[Data extracted from a collection]
◆ ◆ ◆ ◆ ◆ ◆ ◆

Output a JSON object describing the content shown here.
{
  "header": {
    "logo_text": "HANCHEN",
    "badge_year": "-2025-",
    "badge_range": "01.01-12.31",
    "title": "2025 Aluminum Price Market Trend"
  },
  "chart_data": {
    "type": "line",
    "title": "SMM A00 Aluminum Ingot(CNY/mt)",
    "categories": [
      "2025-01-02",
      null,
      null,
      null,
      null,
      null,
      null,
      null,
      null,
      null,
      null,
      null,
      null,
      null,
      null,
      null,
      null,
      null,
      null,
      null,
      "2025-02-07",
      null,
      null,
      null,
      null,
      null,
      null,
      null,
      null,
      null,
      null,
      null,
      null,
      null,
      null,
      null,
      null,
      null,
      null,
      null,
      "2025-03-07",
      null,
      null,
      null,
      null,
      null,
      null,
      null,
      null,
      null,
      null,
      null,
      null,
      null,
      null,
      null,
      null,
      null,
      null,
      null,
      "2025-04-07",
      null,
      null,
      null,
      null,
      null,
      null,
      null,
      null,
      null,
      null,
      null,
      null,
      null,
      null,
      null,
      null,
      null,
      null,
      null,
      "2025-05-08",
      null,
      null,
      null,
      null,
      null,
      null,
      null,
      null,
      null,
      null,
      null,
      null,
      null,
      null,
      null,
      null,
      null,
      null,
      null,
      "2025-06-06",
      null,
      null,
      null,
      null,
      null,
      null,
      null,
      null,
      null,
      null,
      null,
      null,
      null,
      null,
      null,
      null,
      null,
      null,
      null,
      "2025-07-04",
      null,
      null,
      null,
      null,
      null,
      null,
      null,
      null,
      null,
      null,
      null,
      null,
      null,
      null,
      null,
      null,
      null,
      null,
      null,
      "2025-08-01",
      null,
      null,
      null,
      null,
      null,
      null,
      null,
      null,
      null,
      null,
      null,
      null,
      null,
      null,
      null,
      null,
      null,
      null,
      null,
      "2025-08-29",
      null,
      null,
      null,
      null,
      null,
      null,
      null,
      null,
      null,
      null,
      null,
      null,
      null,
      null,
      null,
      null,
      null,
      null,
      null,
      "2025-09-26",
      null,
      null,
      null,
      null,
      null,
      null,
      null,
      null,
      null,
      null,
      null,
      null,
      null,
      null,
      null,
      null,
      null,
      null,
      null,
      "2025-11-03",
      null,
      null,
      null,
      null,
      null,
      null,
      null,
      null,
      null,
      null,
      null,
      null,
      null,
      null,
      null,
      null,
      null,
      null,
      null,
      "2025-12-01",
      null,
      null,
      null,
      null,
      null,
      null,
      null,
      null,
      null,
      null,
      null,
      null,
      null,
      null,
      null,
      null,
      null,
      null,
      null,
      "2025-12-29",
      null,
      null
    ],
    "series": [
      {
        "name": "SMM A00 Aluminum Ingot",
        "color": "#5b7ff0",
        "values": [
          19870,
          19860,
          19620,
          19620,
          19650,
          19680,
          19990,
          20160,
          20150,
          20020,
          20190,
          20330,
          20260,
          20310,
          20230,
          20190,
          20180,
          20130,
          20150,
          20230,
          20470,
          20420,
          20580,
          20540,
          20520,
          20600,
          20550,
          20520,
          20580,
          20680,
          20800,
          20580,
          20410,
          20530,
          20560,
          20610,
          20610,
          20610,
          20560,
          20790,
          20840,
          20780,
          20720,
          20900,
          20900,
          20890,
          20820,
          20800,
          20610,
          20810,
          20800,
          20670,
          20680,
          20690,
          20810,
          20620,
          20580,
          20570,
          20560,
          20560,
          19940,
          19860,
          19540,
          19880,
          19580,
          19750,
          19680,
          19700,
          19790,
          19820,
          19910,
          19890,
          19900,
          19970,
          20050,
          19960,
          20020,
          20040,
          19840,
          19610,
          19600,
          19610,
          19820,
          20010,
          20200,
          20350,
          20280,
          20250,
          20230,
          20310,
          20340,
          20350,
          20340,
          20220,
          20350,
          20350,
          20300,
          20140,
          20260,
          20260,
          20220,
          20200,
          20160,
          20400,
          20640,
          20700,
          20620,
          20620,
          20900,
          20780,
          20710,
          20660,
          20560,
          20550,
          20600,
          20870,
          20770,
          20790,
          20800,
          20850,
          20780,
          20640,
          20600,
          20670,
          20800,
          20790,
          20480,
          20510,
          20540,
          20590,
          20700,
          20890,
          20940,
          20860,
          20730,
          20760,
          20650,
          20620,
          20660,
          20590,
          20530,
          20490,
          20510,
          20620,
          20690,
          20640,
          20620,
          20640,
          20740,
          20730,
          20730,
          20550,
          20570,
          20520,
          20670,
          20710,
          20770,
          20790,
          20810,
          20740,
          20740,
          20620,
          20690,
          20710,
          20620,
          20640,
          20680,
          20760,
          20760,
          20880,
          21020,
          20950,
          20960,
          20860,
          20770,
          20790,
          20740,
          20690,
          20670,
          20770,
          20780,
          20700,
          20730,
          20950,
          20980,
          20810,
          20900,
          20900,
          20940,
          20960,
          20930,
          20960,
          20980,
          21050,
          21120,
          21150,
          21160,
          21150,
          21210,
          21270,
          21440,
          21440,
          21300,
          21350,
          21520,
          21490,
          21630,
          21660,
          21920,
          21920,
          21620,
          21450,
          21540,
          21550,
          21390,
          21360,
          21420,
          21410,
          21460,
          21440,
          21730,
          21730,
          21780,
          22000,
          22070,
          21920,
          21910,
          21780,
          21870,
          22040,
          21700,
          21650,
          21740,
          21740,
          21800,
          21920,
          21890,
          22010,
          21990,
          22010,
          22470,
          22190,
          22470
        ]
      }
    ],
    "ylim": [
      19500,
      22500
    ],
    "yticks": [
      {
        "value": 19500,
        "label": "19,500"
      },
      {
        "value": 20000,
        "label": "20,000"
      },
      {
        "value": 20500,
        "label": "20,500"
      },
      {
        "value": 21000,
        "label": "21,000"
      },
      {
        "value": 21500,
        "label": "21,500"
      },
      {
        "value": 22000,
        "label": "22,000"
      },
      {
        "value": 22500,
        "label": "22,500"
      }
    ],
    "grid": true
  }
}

◆ ◆ ◆ ◆ ◆ ◆ ◆

### Exercise details
Transcribe all lines as written.

### Output for this task
Output a JSON object describing the content shown here.
{
  "header": {
    "logo_text": "HANCHEN",
    "badge_year": "-2025-",
    "badge_range": "01.01-12.31",
    "title": "2025 Aluminum Price Market Trend"
  },
  "chart_data": {
    "type": "line",
    "title": "SMM A00 Aluminum Ingot(CNY/mt)",
    "categories": [
      "2025-01-02",
      null,
      null,
      null,
      null,
      null,
      null,
      null,
      null,
      null,
      null,
      null,
      null,
      null,
      null,
      null,
      null,
      null,
      null,
      null,
      "2025-02-07",
      null,
      null,
      null,
      null,
      null,
      null,
      null,
      null,
      null,
      null,
      null,
      null,
      null,
      null,
      null,
      null,
      null,
      null,
      null,
      "2025-03-07",
      null,
      null,
      null,
      null,
      null,
      null,
      null,
      null,
      null,
      null,
      null,
      null,
      null,
      null,
      null,
      null,
      null,
      null,
      null,
      "2025-04-07",
      null,
      null,
      null,
      null,
      null,
      null,
      null,
      null,
      null,
      null,
      null,
      null,
      null,
      null,
      null,
      null,
      null,
      null,
      null,
      "2025-05-08",
      null,
      null,
      null,
      null,
      null,
      null,
      null,
      null,
      null,
      null,
      null,
      null,
      null,
      null,
      null,
      null,
      null,
      null,
      null,
      "2025-06-06",
      null,
      null,
      null,
      null,
      null,
      null,
      null,
      null,
      null,
      null,
      null,
      null,
      null,
      null,
      null,
      null,
      null,
      null,
      null,
      "2025-07-04",
      null,
      null,
      null,
      null,
      null,
      null,
      null,
      null,
      null,
      null,
      null,
      null,
      null,
      null,
      null,
      null,
      null,
      null,
      null,
      "2025-08-01",
      null,
      null,
      null,
      null,
      null,
      null,
      null,
      null,
      null,
      null,
      null,
      null,
      null,
      null,
      null,
      null,
      null,
      null,
      null,
      "2025-08-29",
      null,
      null,
      null,
      null,
      null,
      null,
      null,
      null,
      null,
      null,
      null,
      null,
      null,
      null,
      null,
      null,
      null,
      null,
      null,
      "2025-09-26",
      null,
      null,
      null,
      null,
      null,
      null,
      null,
      null,
      null,
      null,
      null,
      null,
      null,
      null,
      null,
      null,
      null,
      null,
      null,
      "2025-11-03",
      null,
      null,
      null,
      null,
      null,
      null,
      null,
      null,
      null,
      null,
      null,
      null,
      null,
      null,
      null,
      null,
      null,
      null,
      null,
      "2025-12-01",
      null,
      null,
      null,
      null,
      null,
      null,
      null,
      null,
      null,
      null,
      null,
      null,
      null,
      null,
      null,
      null,
      null,
      null,
      null,
      "2025-12-29",
      null,
      null
    ],
    "series": [
      {
        "name": "SMM A00 Aluminum Ingot",
        "color": "#5b7ff0",
        "values": [
          19870,
          19860,
          19620,
          19620,
          19650,
          19680,
          19990,
          20160,
          20150,
          20020,
          20190,
          20330,
          20260,
          20310,
          20230,
          20190,
          20180,
          20130,
          20150,
          20230,
          20470,
          20420,
          20580,
          20540,
          20520,
          20600,
          20550,
          20520,
          20580,
          20680,
          20800,
          20580,
          20410,
          20530,
          20560,
          20610,
          20610,
          20610,
          20560,
          20790,
          20840,
          20780,
          20720,
          20900,
          20900,
          20890,
          20820,
          20800,
          20610,
          20810,
          20800,
          20670,
          20680,
          20690,
          20810,
          20620,
          20580,
          20570,
          20560,
          20560,
          19940,
          19860,
          19540,
          19880,
          19580,
          19750,
          19680,
          19700,
          19790,
          19820,
          19910,
          19890,
          19900,
          19970,
          20050,
          19960,
          20020,
          20040,
          19840,
          19610,
          19600,
          19610,
          19820,
          20010,
          20200,
          20350,
          20280,
          20250,
          20230,
          20310,
          20340,
          20350,
          20340,
          20220,
          20350,
          20350,
          20300,
          20140,
          20260,
          20260,
          20220,
          20200,
          20160,
          20400,
          20640,
          20700,
          20620,
          20620,
          20900,
          20780,
          20710,
          20660,
          20560,
          20550,
          20600,
          20870,
          20770,
          20790,
          20800,
          20850,
          20780,
          20640,
          20600,
          20670,
          20800,
          20790,
          20480,
          20510,
          20540,
          20590,
          20700,
          20890,
          20940,
          20860,
          20730,
          20760,
          20650,
          20620,
          20660,
          20590,
          20530,
          20490,
          20510,
          20620,
          20690,
          20640,
          20620,
          20640,
          20740,
          20730,
          20730,
          20550,
          20570,
          20520,
          20670,
          20710,
          20770,
          20790,
          20810,
          20740,
          20740,
          20620,
          20690,
          20710,
          20620,
          20640,
          20680,
          20760,
          20760,
          20880,
          21020,
          20950,
          20960,
          20860,
          20770,
          20790,
          20740,
          20690,
          20670,
          20770,
          20780,
          20700,
          20730,
          20950,
          20980,
          20810,
          20900,
          20900,
          20940,
          20960,
          20930,
          20960,
          20980,
          21050,
          21120,
          21150,
          21160,
          21150,
          21210,
          21270,
          21440,
          21440,
          21300,
          21350,
          21520,
          21490,
          21630,
          21660,
          21920,
          21920,
          21620,
          21450,
          21540,
          21550,
          21390,
          21360,
          21420,
          21410,
          21460,
          21440,
          21730,
          21730,
          21780,
          22000,
          22070,
          21920,
          21910,
          21780,
          21870,
          22040,
          21700,
          21650,
          21740,
          21740,
          21800,
          21920,
          21890,
          22010,
          21990,
          22010,
          22470,
          22190,
          22470
        ]
      }
    ],
    "ylim": [
      19500,
      22500
    ],
    "yticks": [
      {
        "value": 19500,
        "label": "19,500"
      },
      {
        "value": 20000,
        "label": "20,000"
      },
      {
        "value": 20500,
        "label": "20,500"
      },
      {
        "value": 21000,
        "label": "21,000"
      },
      {
        "value": 21500,
        "label": "21,500"
      },
      {
        "value": 22000,
        "label": "22,000"
      },
      {
        "value": 22500,
        "label": "22,500"
      }
    ],
    "grid": true
  }
}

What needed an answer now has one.